- [MATERIAL PROVIDED]:

——

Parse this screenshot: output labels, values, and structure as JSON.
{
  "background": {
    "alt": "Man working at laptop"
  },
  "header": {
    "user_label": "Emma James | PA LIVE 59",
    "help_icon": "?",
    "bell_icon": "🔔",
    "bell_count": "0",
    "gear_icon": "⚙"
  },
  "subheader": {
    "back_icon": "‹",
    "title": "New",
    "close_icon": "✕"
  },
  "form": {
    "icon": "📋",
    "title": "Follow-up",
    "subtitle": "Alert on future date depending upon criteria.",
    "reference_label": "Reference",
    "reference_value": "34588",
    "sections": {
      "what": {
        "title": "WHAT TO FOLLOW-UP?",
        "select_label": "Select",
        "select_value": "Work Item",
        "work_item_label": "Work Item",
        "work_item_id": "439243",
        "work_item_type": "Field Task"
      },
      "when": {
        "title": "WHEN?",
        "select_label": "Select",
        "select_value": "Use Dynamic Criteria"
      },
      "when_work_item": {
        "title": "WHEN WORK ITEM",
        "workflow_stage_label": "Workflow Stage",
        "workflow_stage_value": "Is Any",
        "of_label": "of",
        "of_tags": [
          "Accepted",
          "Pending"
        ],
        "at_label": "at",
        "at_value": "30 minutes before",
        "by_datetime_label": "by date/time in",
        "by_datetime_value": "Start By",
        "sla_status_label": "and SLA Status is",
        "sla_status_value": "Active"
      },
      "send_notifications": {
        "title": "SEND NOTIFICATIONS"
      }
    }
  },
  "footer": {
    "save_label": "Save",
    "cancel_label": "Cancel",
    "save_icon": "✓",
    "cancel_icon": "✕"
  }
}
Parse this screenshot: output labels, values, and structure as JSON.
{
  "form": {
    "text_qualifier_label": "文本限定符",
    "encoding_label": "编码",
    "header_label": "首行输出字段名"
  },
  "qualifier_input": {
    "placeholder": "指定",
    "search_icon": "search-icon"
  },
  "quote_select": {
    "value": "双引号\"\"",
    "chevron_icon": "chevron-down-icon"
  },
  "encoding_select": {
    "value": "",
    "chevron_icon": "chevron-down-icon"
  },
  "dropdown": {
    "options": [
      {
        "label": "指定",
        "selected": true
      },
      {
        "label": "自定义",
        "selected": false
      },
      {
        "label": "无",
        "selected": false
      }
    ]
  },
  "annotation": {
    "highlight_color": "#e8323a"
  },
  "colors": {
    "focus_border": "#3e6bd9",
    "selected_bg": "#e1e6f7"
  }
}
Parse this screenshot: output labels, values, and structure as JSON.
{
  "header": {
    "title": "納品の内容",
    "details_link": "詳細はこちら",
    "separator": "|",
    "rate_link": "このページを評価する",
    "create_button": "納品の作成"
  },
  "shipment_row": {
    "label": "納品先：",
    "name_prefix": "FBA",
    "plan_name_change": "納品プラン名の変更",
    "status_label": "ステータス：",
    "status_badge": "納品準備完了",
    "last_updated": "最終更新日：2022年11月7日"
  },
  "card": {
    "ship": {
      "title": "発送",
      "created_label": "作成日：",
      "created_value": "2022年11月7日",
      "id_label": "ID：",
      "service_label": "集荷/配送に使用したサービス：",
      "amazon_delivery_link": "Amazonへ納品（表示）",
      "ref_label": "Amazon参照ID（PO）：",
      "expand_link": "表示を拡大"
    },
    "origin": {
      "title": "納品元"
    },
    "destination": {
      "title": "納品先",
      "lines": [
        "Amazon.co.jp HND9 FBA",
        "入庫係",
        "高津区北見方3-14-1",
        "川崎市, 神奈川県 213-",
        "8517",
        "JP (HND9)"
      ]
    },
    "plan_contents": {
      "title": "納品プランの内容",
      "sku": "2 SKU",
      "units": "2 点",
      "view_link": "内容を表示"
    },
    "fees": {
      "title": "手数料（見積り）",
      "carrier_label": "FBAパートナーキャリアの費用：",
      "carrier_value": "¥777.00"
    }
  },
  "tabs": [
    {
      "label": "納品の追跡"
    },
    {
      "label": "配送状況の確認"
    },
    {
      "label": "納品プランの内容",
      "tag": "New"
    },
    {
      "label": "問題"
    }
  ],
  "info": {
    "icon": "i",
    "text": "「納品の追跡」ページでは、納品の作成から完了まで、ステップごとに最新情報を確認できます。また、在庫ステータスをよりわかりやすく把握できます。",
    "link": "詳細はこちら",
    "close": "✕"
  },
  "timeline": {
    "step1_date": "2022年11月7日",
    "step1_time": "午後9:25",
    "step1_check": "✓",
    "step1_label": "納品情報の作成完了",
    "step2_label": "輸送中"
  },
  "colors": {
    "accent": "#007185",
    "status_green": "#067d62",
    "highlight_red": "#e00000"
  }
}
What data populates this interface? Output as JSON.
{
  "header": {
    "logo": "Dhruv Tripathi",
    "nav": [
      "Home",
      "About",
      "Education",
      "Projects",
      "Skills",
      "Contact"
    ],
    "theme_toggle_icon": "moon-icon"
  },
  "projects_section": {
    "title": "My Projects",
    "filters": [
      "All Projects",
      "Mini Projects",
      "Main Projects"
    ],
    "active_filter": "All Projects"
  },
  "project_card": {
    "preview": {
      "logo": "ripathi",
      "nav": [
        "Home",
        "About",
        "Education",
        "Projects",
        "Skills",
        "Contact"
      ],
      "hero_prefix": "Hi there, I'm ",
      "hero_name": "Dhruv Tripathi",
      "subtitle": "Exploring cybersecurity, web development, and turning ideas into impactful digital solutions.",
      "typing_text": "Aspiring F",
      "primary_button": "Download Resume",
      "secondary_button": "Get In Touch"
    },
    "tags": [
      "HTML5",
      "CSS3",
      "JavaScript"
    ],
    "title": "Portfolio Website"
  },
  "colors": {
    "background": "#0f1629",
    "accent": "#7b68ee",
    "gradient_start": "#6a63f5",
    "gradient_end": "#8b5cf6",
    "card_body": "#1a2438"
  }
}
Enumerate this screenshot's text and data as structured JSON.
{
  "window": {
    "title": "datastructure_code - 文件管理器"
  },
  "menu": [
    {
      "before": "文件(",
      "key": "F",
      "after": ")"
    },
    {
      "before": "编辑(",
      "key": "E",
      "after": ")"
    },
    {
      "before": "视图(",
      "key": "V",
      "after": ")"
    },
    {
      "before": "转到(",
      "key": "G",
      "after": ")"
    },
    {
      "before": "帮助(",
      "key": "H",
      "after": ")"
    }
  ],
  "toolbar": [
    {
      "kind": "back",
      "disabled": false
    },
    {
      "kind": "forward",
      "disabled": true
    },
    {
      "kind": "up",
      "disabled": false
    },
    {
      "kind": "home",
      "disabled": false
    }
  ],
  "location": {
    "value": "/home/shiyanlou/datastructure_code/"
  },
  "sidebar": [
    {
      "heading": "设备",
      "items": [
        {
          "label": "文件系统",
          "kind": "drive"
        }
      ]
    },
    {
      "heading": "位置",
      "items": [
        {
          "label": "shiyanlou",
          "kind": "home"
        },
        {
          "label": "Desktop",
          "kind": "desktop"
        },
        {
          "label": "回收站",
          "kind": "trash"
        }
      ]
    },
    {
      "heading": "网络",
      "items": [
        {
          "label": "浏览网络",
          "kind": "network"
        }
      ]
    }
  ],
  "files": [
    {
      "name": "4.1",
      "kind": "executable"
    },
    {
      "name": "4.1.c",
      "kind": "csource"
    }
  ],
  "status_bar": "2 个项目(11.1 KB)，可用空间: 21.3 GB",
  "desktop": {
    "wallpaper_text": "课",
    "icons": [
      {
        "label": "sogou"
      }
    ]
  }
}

——

- [WHAT IS REQUIRED]:
Print the records once more, exactly as they were given.

- [SOLUTION FOR THIS EXERCISE]:
Parse this screenshot: output labels, values, and structure as JSON.
{
  "background": {
    "alt": "Man working at laptop"
  },
  "header": {
    "user_label": "Emma James | PA LIVE 59",
    "help_icon": "?",
    "bell_icon": "🔔",
    "bell_count": "0",
    "gear_icon": "⚙"
  },
  "subheader": {
    "back_icon": "‹",
    "title": "New",
    "close_icon": "✕"
  },
  "form": {
    "icon": "📋",
    "title": "Follow-up",
    "subtitle": "Alert on future date depending upon criteria.",
    "reference_label": "Reference",
    "reference_value": "34588",
    "sections": {
      "what": {
        "title": "WHAT TO FOLLOW-UP?",
        "select_label": "Select",
        "select_value": "Work Item",
        "work_item_label": "Work Item",
        "work_item_id": "439243",
        "work_item_type": "Field Task"
      },
      "when": {
        "title": "WHEN?",
        "select_label": "Select",
        "select_value": "Use Dynamic Criteria"
      },
      "when_work_item": {
        "title": "WHEN WORK ITEM",
        "workflow_stage_label": "Workflow Stage",
        "workflow_stage_value": "Is Any",
        "of_label": "of",
        "of_tags": [
          "Accepted",
          "Pending"
        ],
        "at_label": "at",
        "at_value": "30 minutes before",
        "by_datetime_label": "by date/time in",
        "by_datetime_value": "Start By",
        "sla_status_label": "and SLA Status is",
        "sla_status_value": "Active"
      },
      "send_notifications": {
        "title": "SEND NOTIFICATIONS"
      }
    }
  },
  "footer": {
    "save_label": "Save",
    "cancel_label": "Cancel",
    "save_icon": "✓",
    "cancel_icon": "✕"
  }
}
Parse this screenshot: output labels, values, and structure as JSON.
{
  "form": {
    "text_qualifier_label": "文本限定符",
    "encoding_label": "编码",
    "header_label": "首行输出字段名"
  },
  "qualifier_input": {
    "placeholder": "指定",
    "search_icon": "search-icon"
  },
  "quote_select": {
    "value": "双引号\"\"",
    "chevron_icon": "chevron-down-icon"
  },
  "encoding_select": {
    "value": "",
    "chevron_icon": "chevron-down-icon"
  },
  "dropdown": {
    "options": [
      {
        "label": "指定",
        "selected": true
      },
      {
        "label": "自定义",
        "selected": false
      },
      {
        "label": "无",
        "selected": false
      }
    ]
  },
  "annotation": {
    "highlight_color": "#e8323a"
  },
  "colors": {
    "focus_border": "#3e6bd9",
    "selected_bg": "#e1e6f7"
  }
}
Parse this screenshot: output labels, values, and structure as JSON.
{
  "header": {
    "title": "納品の内容",
    "details_link": "詳細はこちら",
    "separator": "|",
    "rate_link": "このページを評価する",
    "create_button": "納品の作成"
  },
  "shipment_row": {
    "label": "納品先：",
    "name_prefix": "FBA",
    "plan_name_change": "納品プラン名の変更",
    "status_label": "ステータス：",
    "status_badge": "納品準備完了",
    "last_updated": "最終更新日：2022年11月7日"
  },
  "card": {
    "ship": {
      "title": "発送",
      "created_label": "作成日：",
      "created_value": "2022年11月7日",
      "id_label": "ID：",
      "service_label": "集荷/配送に使用したサービス：",
      "amazon_delivery_link": "Amazonへ納品（表示）",
      "ref_label": "Amazon参照ID（PO）：",
      "expand_link": "表示を拡大"
    },
    "origin": {
      "title": "納品元"
    },
    "destination": {
      "title": "納品先",
      "lines": [
        "Amazon.co.jp HND9 FBA",
        "入庫係",
        "高津区北見方3-14-1",
        "川崎市, 神奈川県 213-",
        "8517",
        "JP (HND9)"
      ]
    },
    "plan_contents": {
      "title": "納品プランの内容",
      "sku": "2 SKU",
      "units": "2 点",
      "view_link": "内容を表示"
    },
    "fees": {
      "title": "手数料（見積り）",
      "carrier_label": "FBAパートナーキャリアの費用：",
      "carrier_value": "¥777.00"
    }
  },
  "tabs": [
    {
      "label": "納品の追跡"
    },
    {
      "label": "配送状況の確認"
    },
    {
      "label": "納品プランの内容",
      "tag": "New"
    },
    {
      "label": "問題"
    }
  ],
  "info": {
    "icon": "i",
    "text": "「納品の追跡」ページでは、納品の作成から完了まで、ステップごとに最新情報を確認できます。また、在庫ステータスをよりわかりやすく把握できます。",
    "link": "詳細はこちら",
    "close": "✕"
  },
  "timeline": {
    "step1_date": "2022年11月7日",
    "step1_time": "午後9:25",
    "step1_check": "✓",
    "step1_label": "納品情報の作成完了",
    "step2_label": "輸送中"
  },
  "colors": {
    "accent": "#007185",
    "status_green": "#067d62",
    "highlight_red": "#e00000"
  }
}
What data populates this interface? Output as JSON.
{
  "header": {
    "logo": "Dhruv Tripathi",
    "nav": [
      "Home",
      "About",
      "Education",
      "Projects",
      "Skills",
      "Contact"
    ],
    "theme_toggle_icon": "moon-icon"
  },
  "projects_section": {
    "title": "My Projects",
    "filters": [
      "All Projects",
      "Mini Projects",
      "Main Projects"
    ],
    "active_filter": "All Projects"
  },
  "project_card": {
    "preview": {
      "logo": "ripathi",
      "nav": [
        "Home",
        "About",
        "Education",
        "Projects",
        "Skills",
        "Contact"
      ],
      "hero_prefix": "Hi there, I'm ",
      "hero_name": "Dhruv Tripathi",
      "subtitle": "Exploring cybersecurity, web development, and turning ideas into impactful digital solutions.",
      "typing_text": "Aspiring F",
      "primary_button": "Download Resume",
      "secondary_button": "Get In Touch"
    },
    "tags": [
      "HTML5",
      "CSS3",
      "JavaScript"
    ],
    "title": "Portfolio Website"
  },
  "colors": {
    "background": "#0f1629",
    "accent": "#7b68ee",
    "gradient_start": "#6a63f5",
    "gradient_end": "#8b5cf6",
    "card_body": "#1a2438"
  }
}
Enumerate this screenshot's text and data as structured JSON.
{
  "window": {
    "title": "datastructure_code - 文件管理器"
  },
  "menu": [
    {
      "before": "文件(",
      "key": "F",
      "after": ")"
    },
    {
      "before": "编辑(",
      "key": "E",
      "after": ")"
    },
    {
      "before": "视图(",
      "key": "V",
      "after": ")"
    },
    {
      "before": "转到(",
      "key": "G",
      "after": ")"
    },
    {
      "before": "帮助(",
      "key": "H",
      "after": ")"
    }
  ],
  "toolbar": [
    {
      "kind": "back",
      "disabled": false
    },
    {
      "kind": "forward",
      "disabled": true
    },
    {
      "kind": "up",
      "disabled": false
    },
    {
      "kind": "home",
      "disabled": false
    }
  ],
  "location": {
    "value": "/home/shiyanlou/datastructure_code/"
  },
  "sidebar": [
    {
      "heading": "设备",
      "items": [
        {
          "label": "文件系统",
          "kind": "drive"
        }
      ]
    },
    {
      "heading": "位置",
      "items": [
        {
          "label": "shiyanlou",
          "kind": "home"
        },
        {
          "label": "Desktop",
          "kind": "desktop"
        },
        {
          "label": "回收站",
          "kind": "trash"
        }
      ]
    },
    {
      "heading": "网络",
      "items": [
        {
          "label": "浏览网络",
          "kind": "network"
        }
      ]
    }
  ],
  "files": [
    {
      "name": "4.1",
      "kind": "executable"
    },
    {
      "name": "4.1.c",
      "kind": "csource"
    }
  ],
  "status_bar": "2 个项目(11.1 KB)，可用空间: 21.3 GB",
  "desktop": {
    "wallpaper_text": "课",
    "icons": [
      {
        "label": "sogou"
      }
    ]
  }
}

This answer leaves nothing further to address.